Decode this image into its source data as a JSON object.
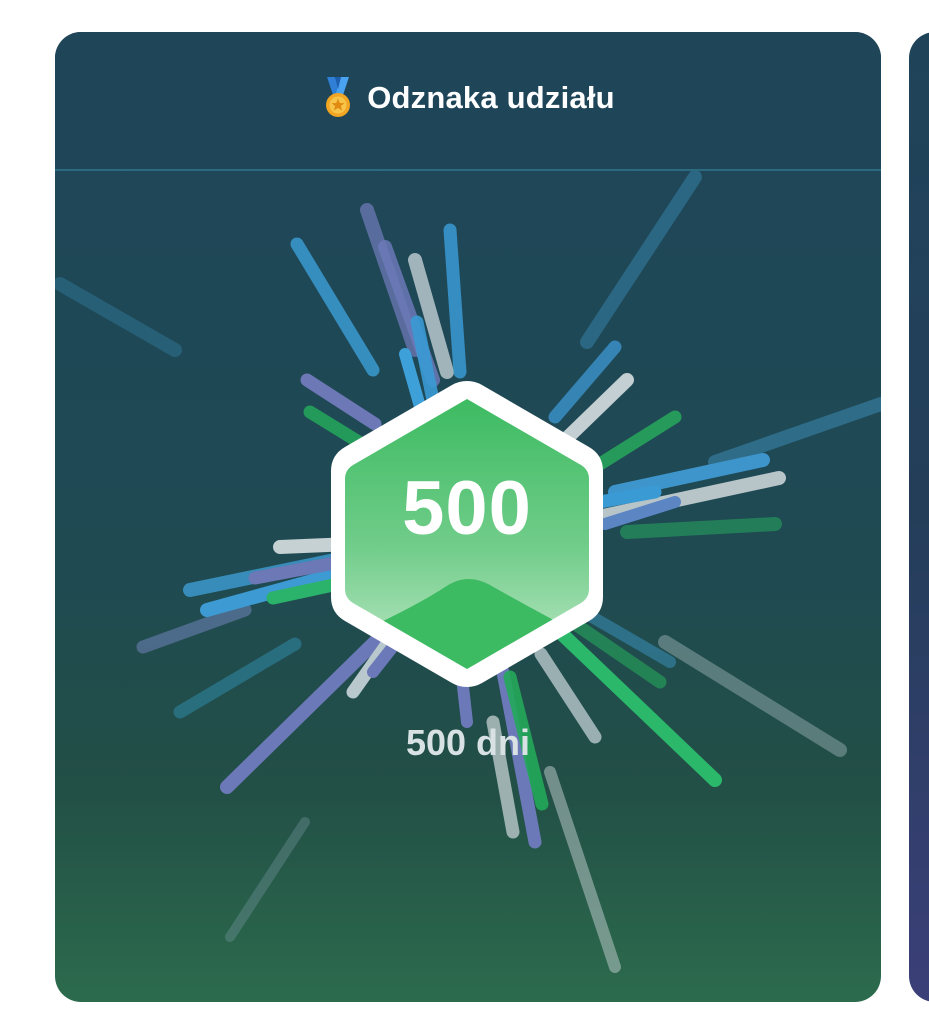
{
  "header": {
    "icon": "medal-icon",
    "title": "Odznaka udziału"
  },
  "badge": {
    "number": "500",
    "color": "#3dbb62"
  },
  "caption": "500 dni",
  "colors": {
    "card_top": "#1f4559",
    "card_bottom": "#2c6b4d",
    "next_card": "#3b3f78"
  }
}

- TO DO: Leave the images out, please, and restate each line word for word.

- OUTPUT BELOW:
Decode this image into its source data as a JSON object.
{
  "header": {
    "icon": "medal-icon",
    "title": "Odznaka udziału"
  },
  "badge": {
    "number": "500",
    "color": "#3dbb62"
  },
  "caption": "500 dni",
  "colors": {
    "card_top": "#1f4559",
    "card_bottom": "#2c6b4d",
    "next_card": "#3b3f78"
  }
}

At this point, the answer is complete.